Exercise task —
Every line below that holds the string "Bohnenstroh" should be copied out.

###

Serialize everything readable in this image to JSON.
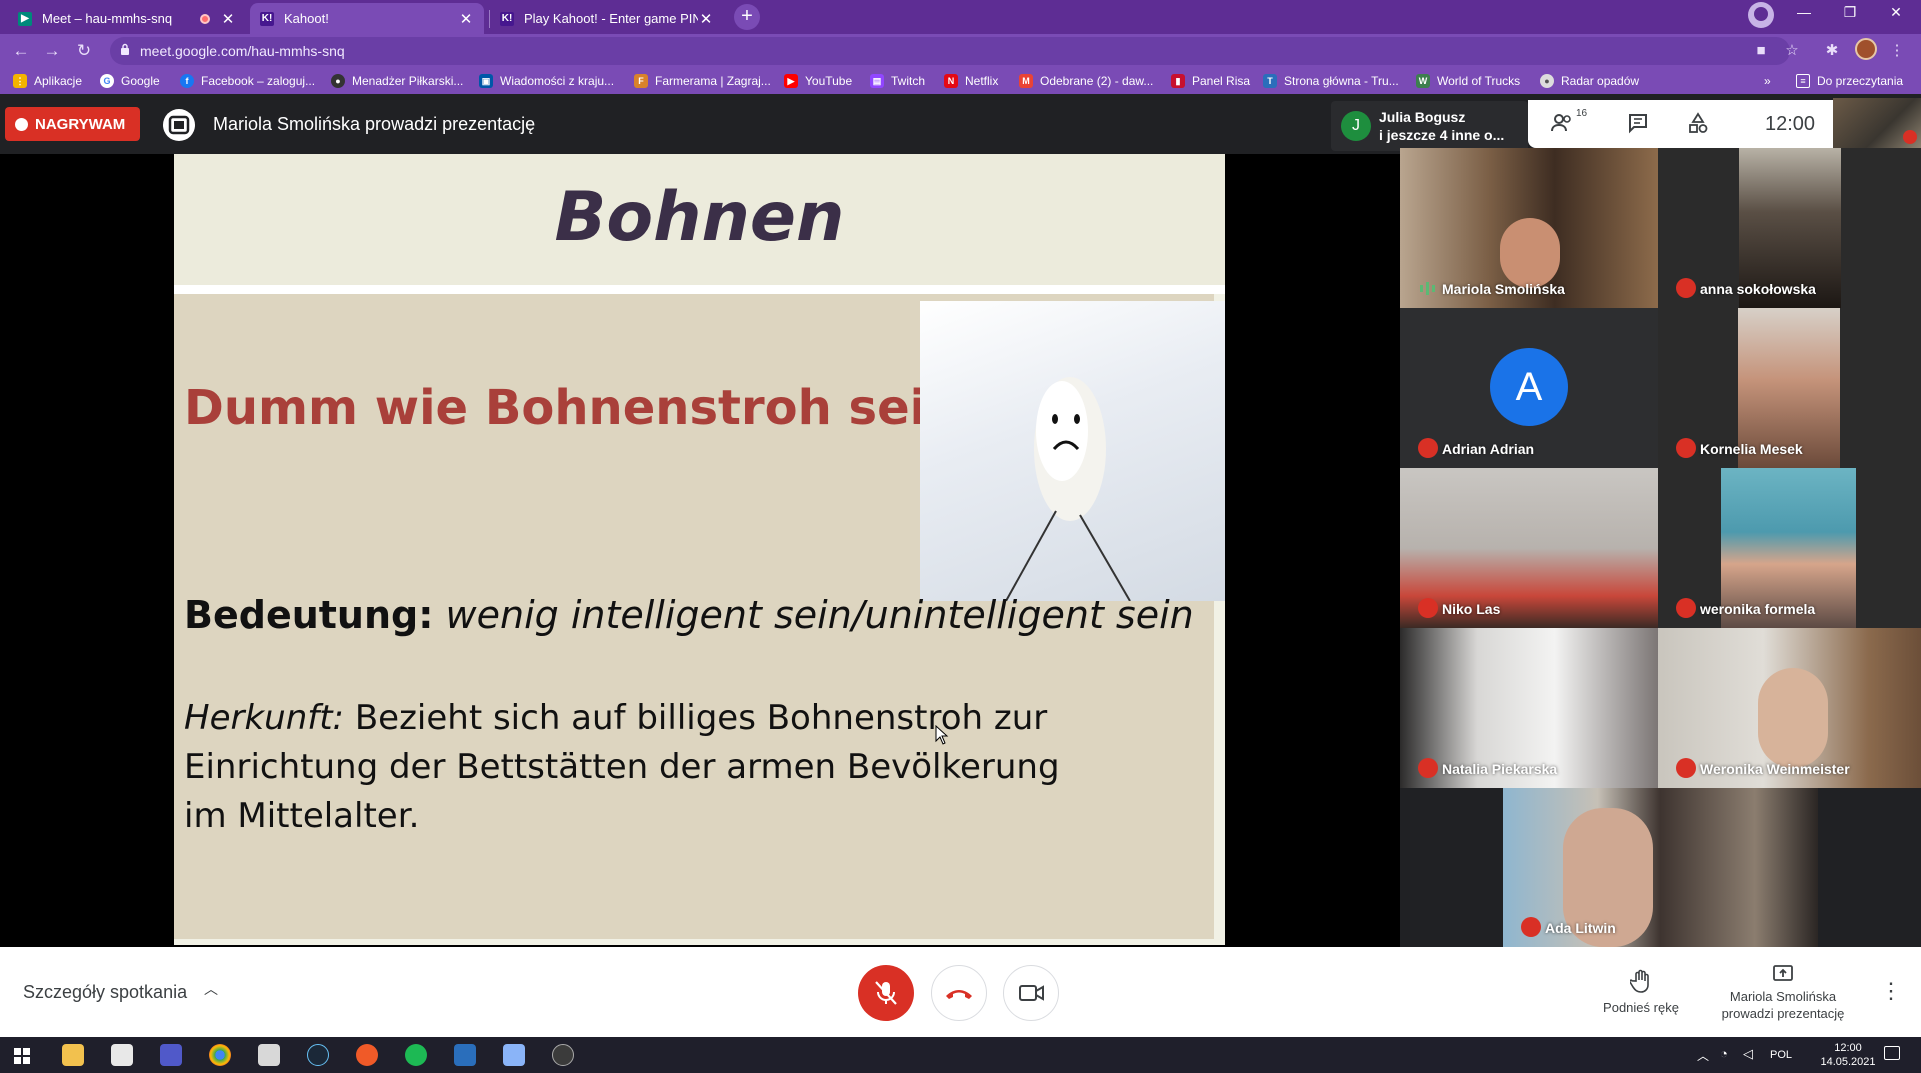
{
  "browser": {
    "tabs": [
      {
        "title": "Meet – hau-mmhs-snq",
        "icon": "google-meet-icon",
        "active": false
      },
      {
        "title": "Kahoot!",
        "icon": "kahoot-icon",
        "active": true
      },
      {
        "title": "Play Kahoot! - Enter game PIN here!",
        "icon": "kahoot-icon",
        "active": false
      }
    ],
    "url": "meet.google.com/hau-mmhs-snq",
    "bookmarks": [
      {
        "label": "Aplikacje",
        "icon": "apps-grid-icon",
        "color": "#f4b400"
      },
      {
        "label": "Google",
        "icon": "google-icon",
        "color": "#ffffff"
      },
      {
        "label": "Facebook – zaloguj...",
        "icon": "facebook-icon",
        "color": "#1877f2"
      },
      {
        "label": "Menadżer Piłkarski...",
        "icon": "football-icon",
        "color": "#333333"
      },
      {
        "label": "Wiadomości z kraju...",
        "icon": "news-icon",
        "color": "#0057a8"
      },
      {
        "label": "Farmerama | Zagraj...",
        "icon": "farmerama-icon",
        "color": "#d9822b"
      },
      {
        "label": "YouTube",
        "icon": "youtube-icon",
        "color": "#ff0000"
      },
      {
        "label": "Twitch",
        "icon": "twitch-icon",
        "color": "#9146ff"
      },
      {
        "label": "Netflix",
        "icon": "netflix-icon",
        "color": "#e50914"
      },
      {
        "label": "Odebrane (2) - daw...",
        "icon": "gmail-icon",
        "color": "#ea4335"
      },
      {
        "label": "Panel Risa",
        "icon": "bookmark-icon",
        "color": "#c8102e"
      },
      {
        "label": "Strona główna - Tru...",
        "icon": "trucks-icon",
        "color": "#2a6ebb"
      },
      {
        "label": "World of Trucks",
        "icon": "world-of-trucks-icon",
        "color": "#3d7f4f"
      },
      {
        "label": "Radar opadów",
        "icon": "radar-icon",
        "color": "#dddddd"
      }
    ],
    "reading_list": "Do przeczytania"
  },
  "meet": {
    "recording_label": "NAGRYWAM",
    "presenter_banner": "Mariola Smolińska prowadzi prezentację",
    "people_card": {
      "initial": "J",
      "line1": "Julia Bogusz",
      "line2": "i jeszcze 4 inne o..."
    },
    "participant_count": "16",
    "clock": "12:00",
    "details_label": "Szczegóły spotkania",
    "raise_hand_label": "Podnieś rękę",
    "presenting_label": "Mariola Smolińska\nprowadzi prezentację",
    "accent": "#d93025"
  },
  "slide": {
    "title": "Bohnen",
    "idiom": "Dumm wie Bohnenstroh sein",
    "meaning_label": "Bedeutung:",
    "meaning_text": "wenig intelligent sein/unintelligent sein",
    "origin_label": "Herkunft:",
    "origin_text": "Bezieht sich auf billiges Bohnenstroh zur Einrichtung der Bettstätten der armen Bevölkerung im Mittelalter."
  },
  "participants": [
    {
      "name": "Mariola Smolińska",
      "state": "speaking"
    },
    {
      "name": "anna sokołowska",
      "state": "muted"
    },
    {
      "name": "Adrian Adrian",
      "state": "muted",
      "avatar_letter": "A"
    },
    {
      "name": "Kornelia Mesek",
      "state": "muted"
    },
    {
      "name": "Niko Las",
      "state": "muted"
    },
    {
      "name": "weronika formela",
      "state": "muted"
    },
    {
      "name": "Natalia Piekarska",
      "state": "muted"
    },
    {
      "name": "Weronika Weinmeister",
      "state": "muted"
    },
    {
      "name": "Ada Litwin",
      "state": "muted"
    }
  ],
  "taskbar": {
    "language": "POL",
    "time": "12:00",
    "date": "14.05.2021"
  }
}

###

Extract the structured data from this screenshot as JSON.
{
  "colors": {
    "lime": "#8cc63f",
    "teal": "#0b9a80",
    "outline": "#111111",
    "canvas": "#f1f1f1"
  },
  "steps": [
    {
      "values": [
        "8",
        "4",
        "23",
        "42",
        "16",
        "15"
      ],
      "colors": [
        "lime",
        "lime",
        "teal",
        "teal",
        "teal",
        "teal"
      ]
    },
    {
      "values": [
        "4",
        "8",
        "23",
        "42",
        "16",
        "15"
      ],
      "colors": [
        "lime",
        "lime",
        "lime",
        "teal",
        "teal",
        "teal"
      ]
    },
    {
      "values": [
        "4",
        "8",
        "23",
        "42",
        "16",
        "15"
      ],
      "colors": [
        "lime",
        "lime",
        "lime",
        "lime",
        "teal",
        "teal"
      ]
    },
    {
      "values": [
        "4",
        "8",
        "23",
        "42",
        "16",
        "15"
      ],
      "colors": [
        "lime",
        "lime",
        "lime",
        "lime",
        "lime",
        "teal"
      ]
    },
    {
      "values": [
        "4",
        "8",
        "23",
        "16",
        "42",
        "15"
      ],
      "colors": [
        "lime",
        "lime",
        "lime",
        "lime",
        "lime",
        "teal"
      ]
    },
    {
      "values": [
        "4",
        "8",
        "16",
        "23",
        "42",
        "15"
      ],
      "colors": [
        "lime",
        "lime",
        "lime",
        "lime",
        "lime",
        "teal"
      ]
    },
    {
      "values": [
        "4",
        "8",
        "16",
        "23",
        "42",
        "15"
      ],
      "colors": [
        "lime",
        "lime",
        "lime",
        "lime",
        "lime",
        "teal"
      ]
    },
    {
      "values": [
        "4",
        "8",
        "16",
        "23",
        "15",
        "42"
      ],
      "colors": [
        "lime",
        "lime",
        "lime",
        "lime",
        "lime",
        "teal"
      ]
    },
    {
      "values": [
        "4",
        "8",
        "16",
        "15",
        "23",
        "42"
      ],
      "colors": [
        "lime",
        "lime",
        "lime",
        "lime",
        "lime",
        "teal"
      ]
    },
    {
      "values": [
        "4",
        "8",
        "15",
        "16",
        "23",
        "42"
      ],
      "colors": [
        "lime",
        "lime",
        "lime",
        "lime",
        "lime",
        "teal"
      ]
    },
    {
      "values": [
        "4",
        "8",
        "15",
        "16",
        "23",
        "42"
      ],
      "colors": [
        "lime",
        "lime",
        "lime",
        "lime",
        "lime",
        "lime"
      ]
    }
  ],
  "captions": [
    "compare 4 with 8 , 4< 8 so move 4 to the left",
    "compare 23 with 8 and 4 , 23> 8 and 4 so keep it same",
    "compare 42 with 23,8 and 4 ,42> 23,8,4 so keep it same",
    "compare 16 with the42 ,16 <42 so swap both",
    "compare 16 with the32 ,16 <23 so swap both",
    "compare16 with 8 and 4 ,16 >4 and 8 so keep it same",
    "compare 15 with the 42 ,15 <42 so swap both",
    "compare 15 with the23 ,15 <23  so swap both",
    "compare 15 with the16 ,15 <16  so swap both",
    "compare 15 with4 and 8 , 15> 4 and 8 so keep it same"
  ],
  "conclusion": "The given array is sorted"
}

###

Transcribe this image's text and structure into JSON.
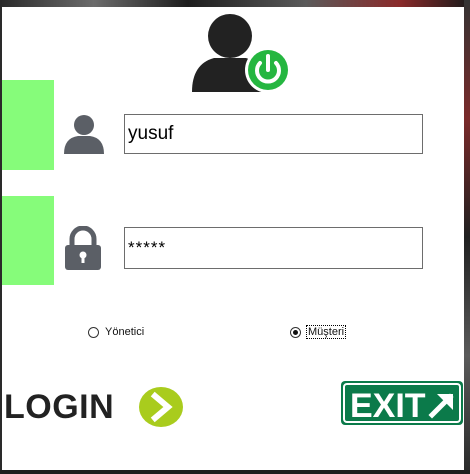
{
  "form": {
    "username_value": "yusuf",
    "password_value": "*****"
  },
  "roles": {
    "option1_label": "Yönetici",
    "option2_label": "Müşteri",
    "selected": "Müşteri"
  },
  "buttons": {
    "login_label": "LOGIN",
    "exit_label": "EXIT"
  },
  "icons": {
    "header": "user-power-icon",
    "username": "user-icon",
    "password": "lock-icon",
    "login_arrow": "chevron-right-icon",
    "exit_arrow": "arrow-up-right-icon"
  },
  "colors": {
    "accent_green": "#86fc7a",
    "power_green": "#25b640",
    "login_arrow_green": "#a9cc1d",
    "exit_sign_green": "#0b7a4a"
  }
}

###

Written response —
    "idiom": "Dumm wie Bohnenstroh sein",
    "origin_text": "Bezieht sich auf billiges Bohnenstroh zur Einrichtung der Bettstätten der armen Bevölkerung im Mittelalter."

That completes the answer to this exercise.